--- BEGIN ---

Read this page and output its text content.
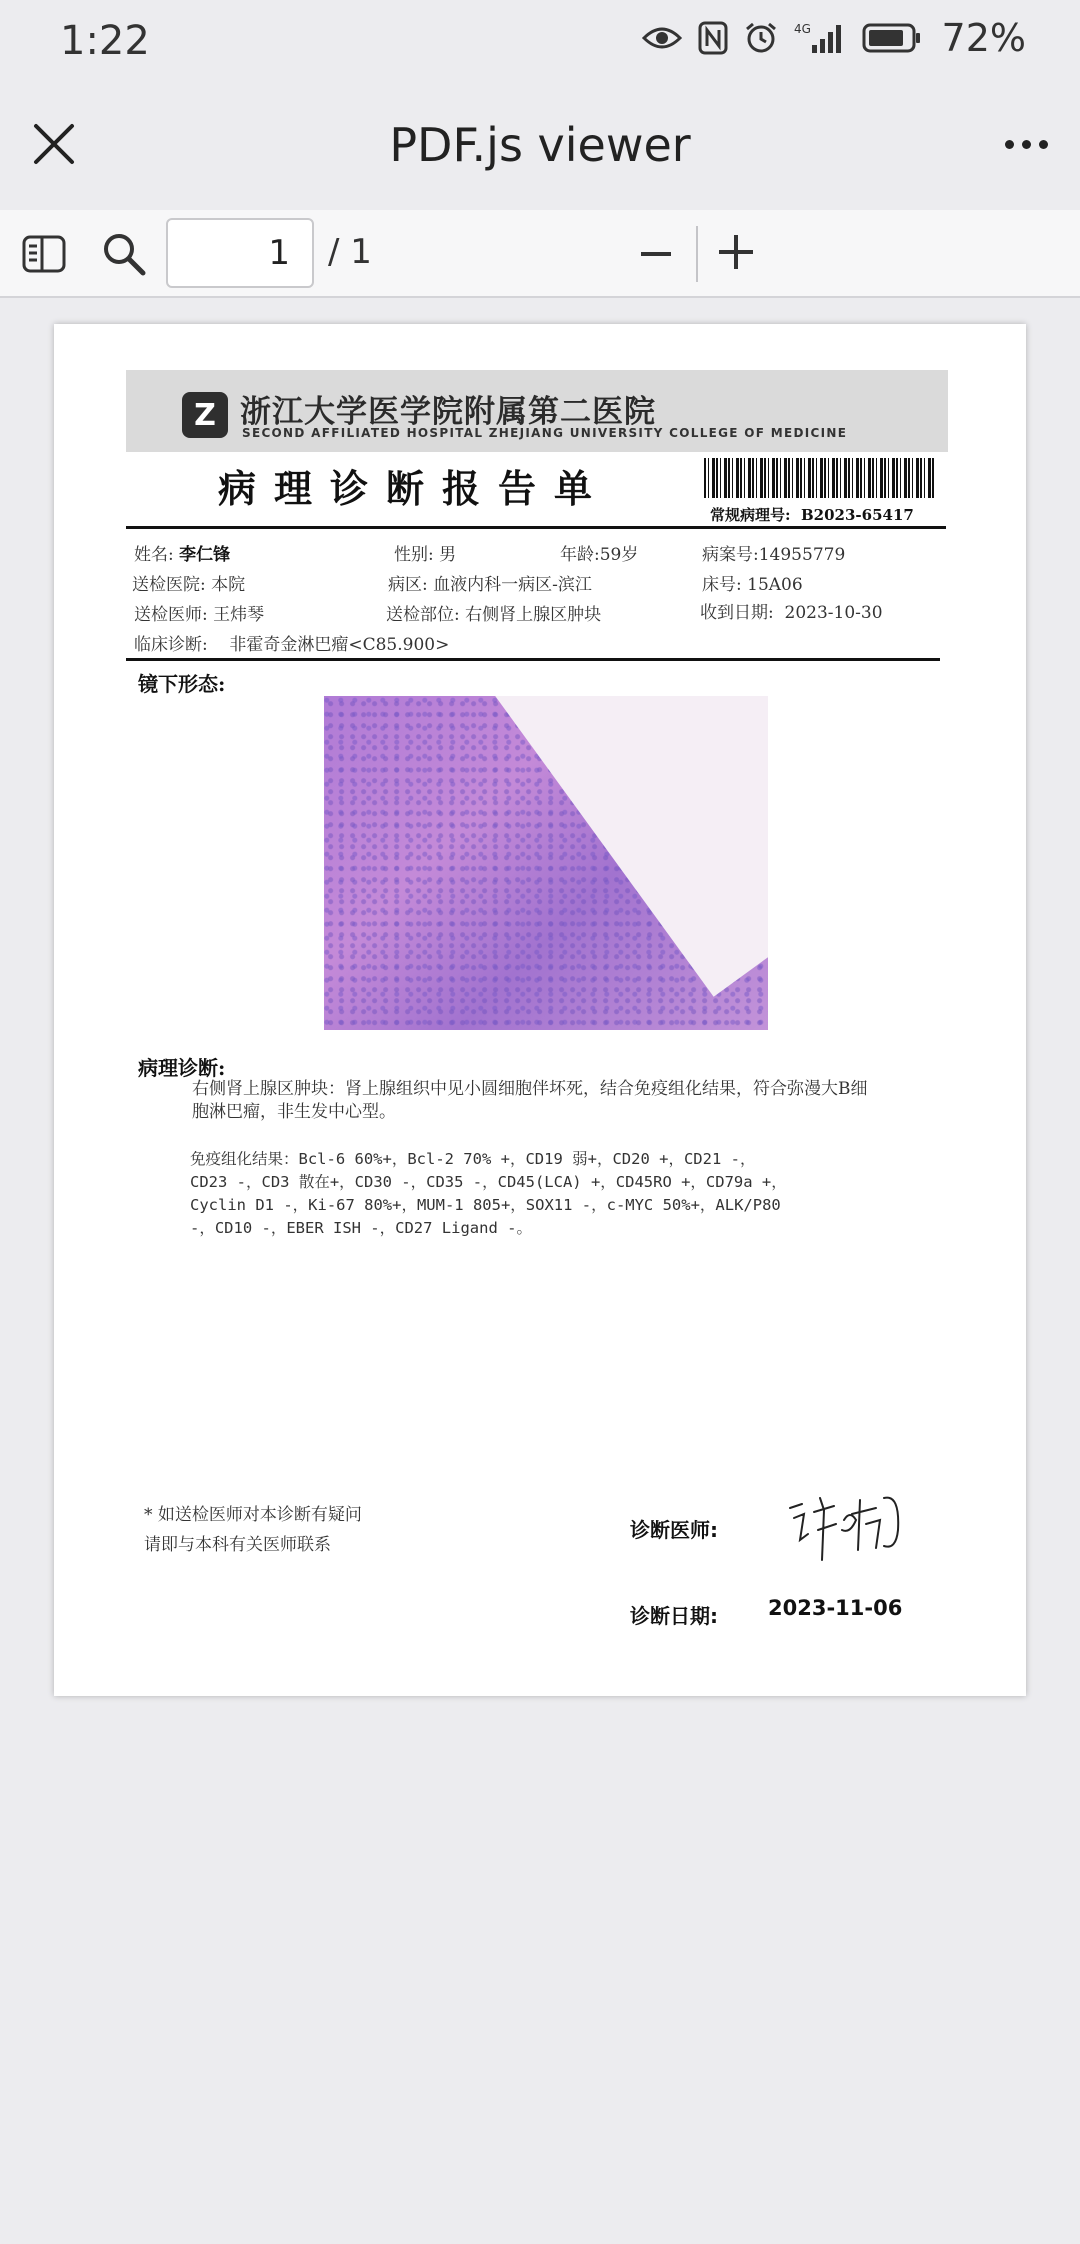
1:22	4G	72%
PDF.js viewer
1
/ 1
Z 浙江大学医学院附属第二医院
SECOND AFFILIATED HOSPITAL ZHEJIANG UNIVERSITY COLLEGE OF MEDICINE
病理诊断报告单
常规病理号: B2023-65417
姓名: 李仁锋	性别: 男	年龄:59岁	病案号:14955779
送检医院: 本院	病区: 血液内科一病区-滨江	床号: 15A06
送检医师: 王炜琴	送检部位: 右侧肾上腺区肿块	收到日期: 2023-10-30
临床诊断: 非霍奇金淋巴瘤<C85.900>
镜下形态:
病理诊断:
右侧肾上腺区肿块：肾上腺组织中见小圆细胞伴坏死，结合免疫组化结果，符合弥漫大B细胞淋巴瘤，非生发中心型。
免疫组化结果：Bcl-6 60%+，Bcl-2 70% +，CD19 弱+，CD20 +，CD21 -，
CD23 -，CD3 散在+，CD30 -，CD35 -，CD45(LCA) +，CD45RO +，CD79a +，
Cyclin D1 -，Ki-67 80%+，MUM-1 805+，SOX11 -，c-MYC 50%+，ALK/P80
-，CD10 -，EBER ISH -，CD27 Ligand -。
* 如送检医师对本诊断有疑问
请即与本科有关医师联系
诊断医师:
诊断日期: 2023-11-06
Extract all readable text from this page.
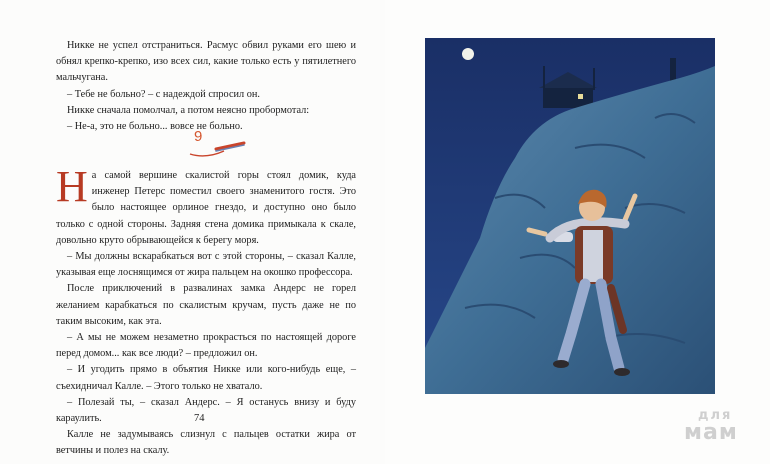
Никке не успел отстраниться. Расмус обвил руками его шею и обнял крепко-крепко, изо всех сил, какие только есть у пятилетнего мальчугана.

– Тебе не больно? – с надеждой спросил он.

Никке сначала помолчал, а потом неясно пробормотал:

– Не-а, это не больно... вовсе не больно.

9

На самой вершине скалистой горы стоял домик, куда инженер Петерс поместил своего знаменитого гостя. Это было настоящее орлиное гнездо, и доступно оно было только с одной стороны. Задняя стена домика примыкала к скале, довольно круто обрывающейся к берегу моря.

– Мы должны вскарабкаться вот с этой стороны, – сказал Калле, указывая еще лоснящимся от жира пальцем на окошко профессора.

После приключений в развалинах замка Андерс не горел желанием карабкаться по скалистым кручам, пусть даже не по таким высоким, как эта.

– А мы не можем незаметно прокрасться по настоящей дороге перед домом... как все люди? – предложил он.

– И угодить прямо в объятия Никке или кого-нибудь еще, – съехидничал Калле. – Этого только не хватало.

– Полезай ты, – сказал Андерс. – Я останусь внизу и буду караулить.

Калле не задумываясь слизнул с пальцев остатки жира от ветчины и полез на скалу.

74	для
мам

--- END ---

OBJECTIVE:
Count how many lines of the listing above include "this" and report that number alone.

EXPECTED ANSWER:
2